-- Start of LISTED RECORDS --

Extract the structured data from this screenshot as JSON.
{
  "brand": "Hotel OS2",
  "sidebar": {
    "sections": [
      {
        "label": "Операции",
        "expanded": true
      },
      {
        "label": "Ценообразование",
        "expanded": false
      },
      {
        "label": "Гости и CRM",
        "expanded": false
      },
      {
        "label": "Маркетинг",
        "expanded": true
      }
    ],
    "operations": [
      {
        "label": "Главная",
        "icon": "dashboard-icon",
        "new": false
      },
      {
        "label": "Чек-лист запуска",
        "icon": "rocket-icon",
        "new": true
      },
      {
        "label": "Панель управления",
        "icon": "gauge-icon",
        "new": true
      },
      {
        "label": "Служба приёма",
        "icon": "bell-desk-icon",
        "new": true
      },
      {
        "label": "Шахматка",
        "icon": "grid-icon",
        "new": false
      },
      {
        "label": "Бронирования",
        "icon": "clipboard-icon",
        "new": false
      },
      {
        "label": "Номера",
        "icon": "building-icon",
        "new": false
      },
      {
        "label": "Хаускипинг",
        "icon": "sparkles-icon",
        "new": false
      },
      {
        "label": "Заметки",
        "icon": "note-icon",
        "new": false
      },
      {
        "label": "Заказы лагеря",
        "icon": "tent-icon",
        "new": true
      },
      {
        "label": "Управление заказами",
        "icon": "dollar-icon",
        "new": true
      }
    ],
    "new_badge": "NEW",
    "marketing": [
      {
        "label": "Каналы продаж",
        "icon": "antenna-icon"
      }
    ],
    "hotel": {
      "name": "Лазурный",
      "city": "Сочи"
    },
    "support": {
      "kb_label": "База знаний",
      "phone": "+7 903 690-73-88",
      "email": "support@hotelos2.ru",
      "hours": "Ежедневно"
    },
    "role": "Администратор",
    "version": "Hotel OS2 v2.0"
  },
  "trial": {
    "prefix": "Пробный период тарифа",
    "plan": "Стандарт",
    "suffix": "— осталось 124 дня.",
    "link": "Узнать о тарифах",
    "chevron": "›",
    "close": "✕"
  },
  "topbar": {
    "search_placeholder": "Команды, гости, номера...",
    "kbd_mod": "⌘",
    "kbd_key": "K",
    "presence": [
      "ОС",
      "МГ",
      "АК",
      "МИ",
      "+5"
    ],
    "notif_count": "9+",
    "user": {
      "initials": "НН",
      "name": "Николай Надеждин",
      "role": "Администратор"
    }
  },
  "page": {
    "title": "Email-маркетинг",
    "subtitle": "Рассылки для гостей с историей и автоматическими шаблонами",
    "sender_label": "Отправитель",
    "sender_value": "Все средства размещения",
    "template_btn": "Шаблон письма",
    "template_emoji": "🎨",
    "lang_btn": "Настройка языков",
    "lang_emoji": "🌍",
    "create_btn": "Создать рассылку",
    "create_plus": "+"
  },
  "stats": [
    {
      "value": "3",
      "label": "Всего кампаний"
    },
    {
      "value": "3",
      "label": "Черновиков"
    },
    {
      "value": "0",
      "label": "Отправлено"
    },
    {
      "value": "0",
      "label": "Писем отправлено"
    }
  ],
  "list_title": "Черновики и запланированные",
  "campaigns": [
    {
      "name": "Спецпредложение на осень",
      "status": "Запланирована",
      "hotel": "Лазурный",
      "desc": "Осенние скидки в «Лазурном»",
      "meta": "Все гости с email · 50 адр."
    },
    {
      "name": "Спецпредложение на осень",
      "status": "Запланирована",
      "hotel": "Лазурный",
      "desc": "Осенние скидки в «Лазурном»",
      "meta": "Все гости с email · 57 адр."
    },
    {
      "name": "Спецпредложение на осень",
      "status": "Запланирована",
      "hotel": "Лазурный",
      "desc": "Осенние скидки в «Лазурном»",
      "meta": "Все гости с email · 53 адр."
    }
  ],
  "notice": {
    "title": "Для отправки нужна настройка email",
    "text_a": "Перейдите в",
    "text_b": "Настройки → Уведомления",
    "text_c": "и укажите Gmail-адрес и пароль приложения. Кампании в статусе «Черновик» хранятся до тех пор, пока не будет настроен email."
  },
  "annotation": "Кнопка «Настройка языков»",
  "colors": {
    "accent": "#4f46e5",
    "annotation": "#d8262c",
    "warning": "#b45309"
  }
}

-- End of LISTED RECORDS --

• **DIRECTIONS**: Extract each entry in full, exactly as given.

• **EXERCISE OUTPUT**:
Extract the structured data from this screenshot as JSON.
{
  "brand": "Hotel OS2",
  "sidebar": {
    "sections": [
      {
        "label": "Операции",
        "expanded": true
      },
      {
        "label": "Ценообразование",
        "expanded": false
      },
      {
        "label": "Гости и CRM",
        "expanded": false
      },
      {
        "label": "Маркетинг",
        "expanded": true
      }
    ],
    "operations": [
      {
        "label": "Главная",
        "icon": "dashboard-icon",
        "new": false
      },
      {
        "label": "Чек-лист запуска",
        "icon": "rocket-icon",
        "new": true
      },
      {
        "label": "Панель управления",
        "icon": "gauge-icon",
        "new": true
      },
      {
        "label": "Служба приёма",
        "icon": "bell-desk-icon",
        "new": true
      },
      {
        "label": "Шахматка",
        "icon": "grid-icon",
        "new": false
      },
      {
        "label": "Бронирования",
        "icon": "clipboard-icon",
        "new": false
      },
      {
        "label": "Номера",
        "icon": "building-icon",
        "new": false
      },
      {
        "label": "Хаускипинг",
        "icon": "sparkles-icon",
        "new": false
      },
      {
        "label": "Заметки",
        "icon": "note-icon",
        "new": false
      },
      {
        "label": "Заказы лагеря",
        "icon": "tent-icon",
        "new": true
      },
      {
        "label": "Управление заказами",
        "icon": "dollar-icon",
        "new": true
      }
    ],
    "new_badge": "NEW",
    "marketing": [
      {
        "label": "Каналы продаж",
        "icon": "antenna-icon"
      }
    ],
    "hotel": {
      "name": "Лазурный",
      "city": "Сочи"
    },
    "support": {
      "kb_label": "База знаний",
      "phone": "+7 903 690-73-88",
      "email": "support@hotelos2.ru",
      "hours": "Ежедневно"
    },
    "role": "Администратор",
    "version": "Hotel OS2 v2.0"
  },
  "trial": {
    "prefix": "Пробный период тарифа",
    "plan": "Стандарт",
    "suffix": "— осталось 124 дня.",
    "link": "Узнать о тарифах",
    "chevron": "›",
    "close": "✕"
  },
  "topbar": {
    "search_placeholder": "Команды, гости, номера...",
    "kbd_mod": "⌘",
    "kbd_key": "K",
    "presence": [
      "ОС",
      "МГ",
      "АК",
      "МИ",
      "+5"
    ],
    "notif_count": "9+",
    "user": {
      "initials": "НН",
      "name": "Николай Надеждин",
      "role": "Администратор"
    }
  },
  "page": {
    "title": "Email-маркетинг",
    "subtitle": "Рассылки для гостей с историей и автоматическими шаблонами",
    "sender_label": "Отправитель",
    "sender_value": "Все средства размещения",
    "template_btn": "Шаблон письма",
    "template_emoji": "🎨",
    "lang_btn": "Настройка языков",
    "lang_emoji": "🌍",
    "create_btn": "Создать рассылку",
    "create_plus": "+"
  },
  "stats": [
    {
      "value": "3",
      "label": "Всего кампаний"
    },
    {
      "value": "3",
      "label": "Черновиков"
    },
    {
      "value": "0",
      "label": "Отправлено"
    },
    {
      "value": "0",
      "label": "Писем отправлено"
    }
  ],
  "list_title": "Черновики и запланированные",
  "campaigns": [
    {
      "name": "Спецпредложение на осень",
      "status": "Запланирована",
      "hotel": "Лазурный",
      "desc": "Осенние скидки в «Лазурном»",
      "meta": "Все гости с email · 50 адр."
    },
    {
      "name": "Спецпредложение на осень",
      "status": "Запланирована",
      "hotel": "Лазурный",
      "desc": "Осенние скидки в «Лазурном»",
      "meta": "Все гости с email · 57 адр."
    },
    {
      "name": "Спецпредложение на осень",
      "status": "Запланирована",
      "hotel": "Лазурный",
      "desc": "Осенние скидки в «Лазурном»",
      "meta": "Все гости с email · 53 адр."
    }
  ],
  "notice": {
    "title": "Для отправки нужна настройка email",
    "text_a": "Перейдите в",
    "text_b": "Настройки → Уведомления",
    "text_c": "и укажите Gmail-адрес и пароль приложения. Кампании в статусе «Черновик» хранятся до тех пор, пока не будет настроен email."
  },
  "annotation": "Кнопка «Настройка языков»",
  "colors": {
    "accent": "#4f46e5",
    "annotation": "#d8262c",
    "warning": "#b45309"
  }
}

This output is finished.